WHAT NEEDS TO BE DONE: Copy every line of the records that includes the word "cataract".

========================

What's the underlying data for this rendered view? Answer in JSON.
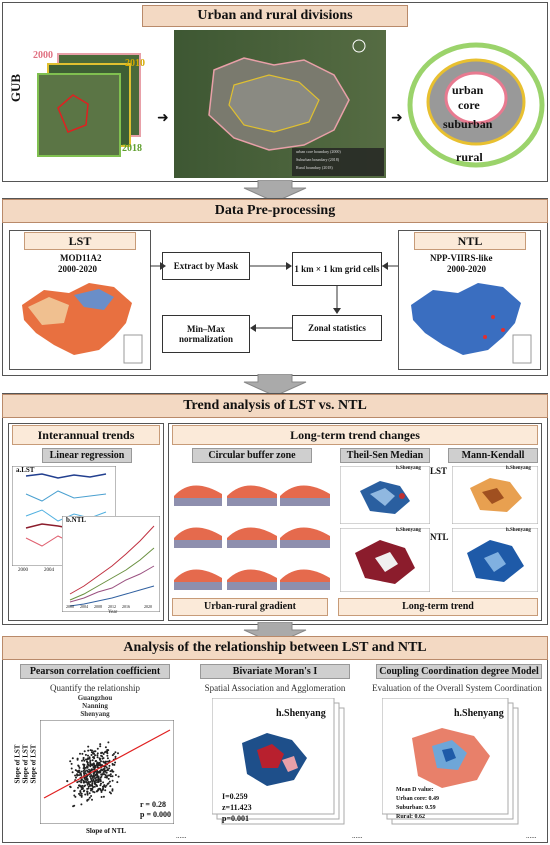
{
  "section1": {
    "title": "Urban and rural divisions",
    "gub": "GUB",
    "years": [
      "2000",
      "2010",
      "2018"
    ],
    "legend": [
      "urban core boundary (2000)",
      "Suburban boundary (2018)",
      "Rural boundary (2018)"
    ],
    "rings": {
      "urban": "urban",
      "core": "core",
      "suburban": "suburban",
      "rural": "rural"
    }
  },
  "section2": {
    "title": "Data Pre-processing",
    "lst_title": "LST",
    "lst_source": "MOD11A2",
    "lst_years": "2000-2020",
    "ntl_title": "NTL",
    "ntl_source": "NPP-VIIRS-like",
    "ntl_years": "2000-2020",
    "steps": {
      "extract": "Extract by Mask",
      "grid": "1 km × 1 km grid cells",
      "zonal": "Zonal statistics",
      "minmax": "Min–Max normalization"
    }
  },
  "section3": {
    "title": "Trend analysis of LST vs. NTL",
    "interannual": "Interannual trends",
    "linear": "Linear regression",
    "a_label": "a.LST",
    "b_label": "b.NTL",
    "longterm_changes": "Long-term trend changes",
    "buffer": "Circular buffer zone",
    "gradient": "Urban-rural gradient",
    "theil": "Theil-Sen Median",
    "mk": "Mann-Kendall",
    "city": "h.Shenyang",
    "lst": "LST",
    "ntl": "NTL",
    "longterm_trend": "Long-term trend",
    "year_axis": "Year",
    "lst_years": [
      "2000",
      "2004"
    ],
    "ntl_years": [
      "2000",
      "2004",
      "2008",
      "2012",
      "2016",
      "2020"
    ]
  },
  "section4": {
    "title": "Analysis of the relationship between LST and NTL",
    "pearson": "Pearson correlation coefficient",
    "pearson_sub": "Quantify the relationship",
    "cities": [
      "Guangzhou",
      "Nanning",
      "Shenyang"
    ],
    "ylabels": [
      "Slope of LST",
      "Slope of LST",
      "Slope of LST"
    ],
    "xlabel": "Slope of NTL",
    "r": "r = 0.28",
    "p": "p = 0.000",
    "moran": "Bivariate Moran's I",
    "moran_sub": "Spatial Association and Agglomeration",
    "moran_city": "h.Shenyang",
    "moran_i": "I=0.259",
    "moran_z": "z=11.423",
    "moran_p": "p=0.001",
    "ccd": "Coupling Coordination degree Model",
    "ccd_sub": "Evaluation of the Overall System Coordination",
    "ccd_city": "h.Shenyang",
    "mean_d": "Mean D value:",
    "urban_core": "Urban core:  0.49",
    "suburban": "Suburban:  0.59",
    "rural": "Rural:  0.62",
    "ellipsis": "......"
  }
}
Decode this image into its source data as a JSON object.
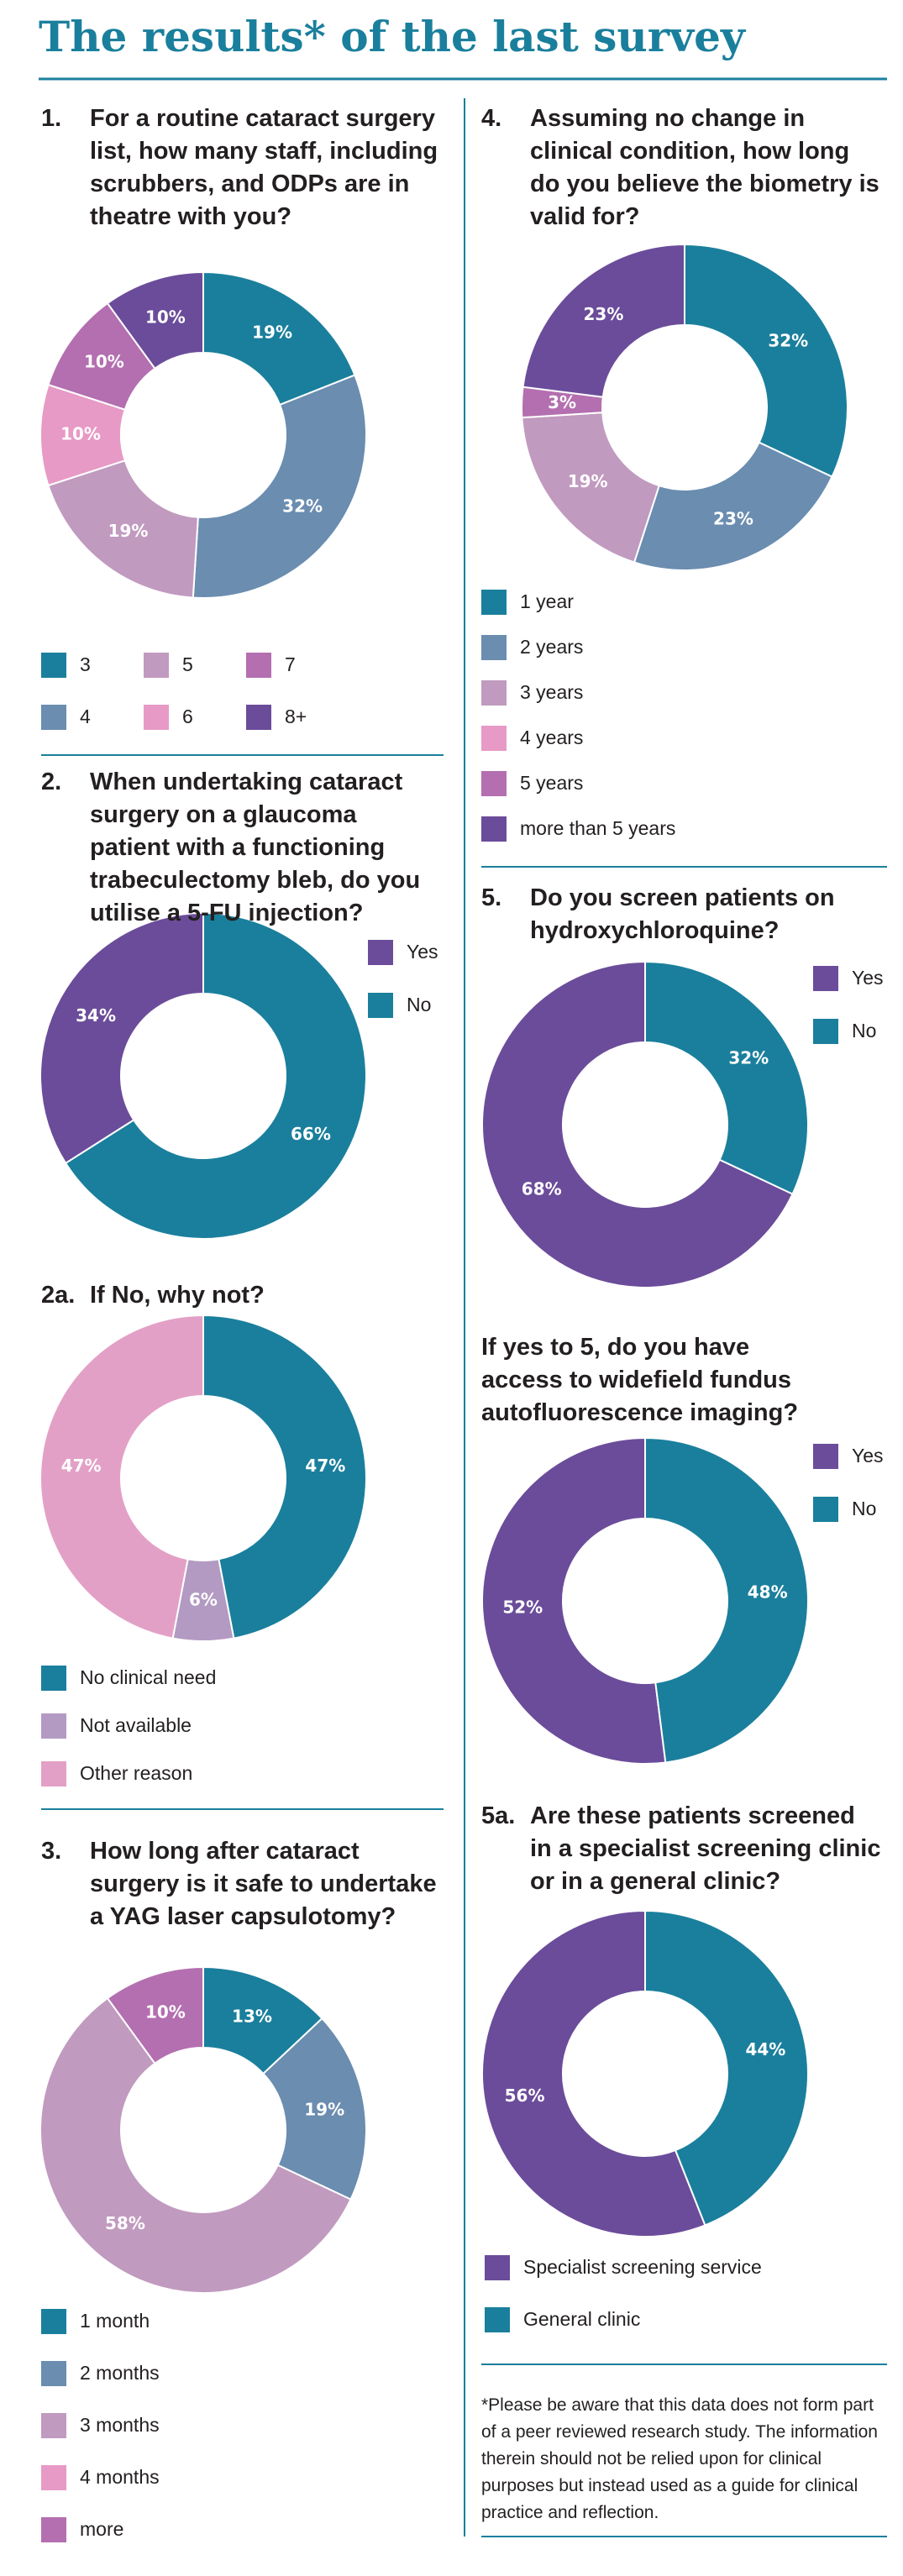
{
  "title": "The results* of the last survey",
  "chart_data": [
    {
      "type": "donut",
      "number": "1.",
      "title": "For a routine cataract surgery list, how many staff, including scrubbers, and ODPs are in theatre with you?",
      "categories": [
        "3",
        "4",
        "5",
        "6",
        "7",
        "8+"
      ],
      "values": [
        19,
        32,
        19,
        10,
        10,
        10
      ],
      "value_labels": [
        "19%",
        "32%",
        "19%",
        "10%",
        "10%",
        "10%"
      ],
      "colors": [
        "#1a7f9c",
        "#6a8db0",
        "#c19abf",
        "#e79ac6",
        "#b46fb0",
        "#6b4c9a"
      ],
      "direction": "clockwise"
    },
    {
      "type": "donut",
      "number": "2.",
      "title": "When undertaking cataract surgery on a glaucoma patient with a functioning trabeculectomy bleb, do you utilise a 5-FU injection?",
      "categories": [
        "Yes",
        "No"
      ],
      "values": [
        34,
        66
      ],
      "value_labels": [
        "34%",
        "66%"
      ],
      "colors": [
        "#6b4c9a",
        "#1a7f9c"
      ],
      "direction": "counterclockwise"
    },
    {
      "type": "donut",
      "number": "2a.",
      "title": "If No, why not?",
      "categories": [
        "No clinical need",
        "Not available",
        "Other reason"
      ],
      "values": [
        47,
        6,
        47
      ],
      "value_labels": [
        "47%",
        "6%",
        "47%"
      ],
      "colors": [
        "#1a7f9c",
        "#b39ac2",
        "#e3a0c6"
      ],
      "direction": "clockwise"
    },
    {
      "type": "donut",
      "number": "3.",
      "title": "How long after cataract surgery is it safe to undertake a YAG laser capsulotomy?",
      "categories": [
        "1 month",
        "2 months",
        "3 months",
        "4 months",
        "more"
      ],
      "values": [
        13,
        19,
        58,
        0,
        10
      ],
      "value_labels": [
        "13%",
        "19%",
        "58%",
        null,
        "10%"
      ],
      "colors": [
        "#1a7f9c",
        "#6a8db0",
        "#c19abf",
        "#e79ac6",
        "#b46fb0"
      ],
      "direction": "clockwise"
    },
    {
      "type": "donut",
      "number": "4.",
      "title": "Assuming no change in clinical condition, how long do you believe the biometry is valid for?",
      "categories": [
        "1 year",
        "2 years",
        "3 years",
        "4 years",
        "5 years",
        "more than 5 years"
      ],
      "values": [
        32,
        23,
        19,
        0,
        3,
        23
      ],
      "value_labels": [
        "32%",
        "23%",
        "19%",
        null,
        "3%",
        "23%"
      ],
      "colors": [
        "#1a7f9c",
        "#6a8db0",
        "#c19abf",
        "#e79ac6",
        "#b46fb0",
        "#6b4c9a"
      ],
      "direction": "clockwise"
    },
    {
      "type": "donut",
      "number": "5.",
      "title": "Do you screen patients on hydroxychloroquine?",
      "categories": [
        "Yes",
        "No"
      ],
      "values": [
        68,
        32
      ],
      "value_labels": [
        "68%",
        "32%"
      ],
      "colors": [
        "#6b4c9a",
        "#1a7f9c"
      ],
      "direction": "counterclockwise"
    },
    {
      "type": "donut",
      "title": "If yes to 5, do you have access to widefield fundus autofluorescence imaging?",
      "categories": [
        "Yes",
        "No"
      ],
      "values": [
        52,
        48
      ],
      "value_labels": [
        "52%",
        "48%"
      ],
      "colors": [
        "#6b4c9a",
        "#1a7f9c"
      ],
      "direction": "counterclockwise"
    },
    {
      "type": "donut",
      "number": "5a.",
      "title": "Are these patients screened in a specialist screening clinic or in a general clinic?",
      "categories": [
        "Specialist screening service",
        "General clinic"
      ],
      "values": [
        56,
        44
      ],
      "value_labels": [
        "56%",
        "44%"
      ],
      "colors": [
        "#6b4c9a",
        "#1a7f9c"
      ],
      "direction": "counterclockwise"
    }
  ],
  "footnote": "*Please be aware that this data does not form part of a peer reviewed research study. The information therein should not be relied upon for clinical purposes but instead used as a guide for clinical practice and reflection."
}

========================

TASK RESULT:
      "title": "For a routine cataract surgery list, how many staff, including scrubbers, and ODPs are in theatre with you?",
      "title": "When undertaking cataract surgery on a glaucoma patient with a functioning trabeculectomy bleb, do you utilise a 5-FU injection?",
      "title": "How long after cataract surgery is it safe to undertake a YAG laser capsulotomy?",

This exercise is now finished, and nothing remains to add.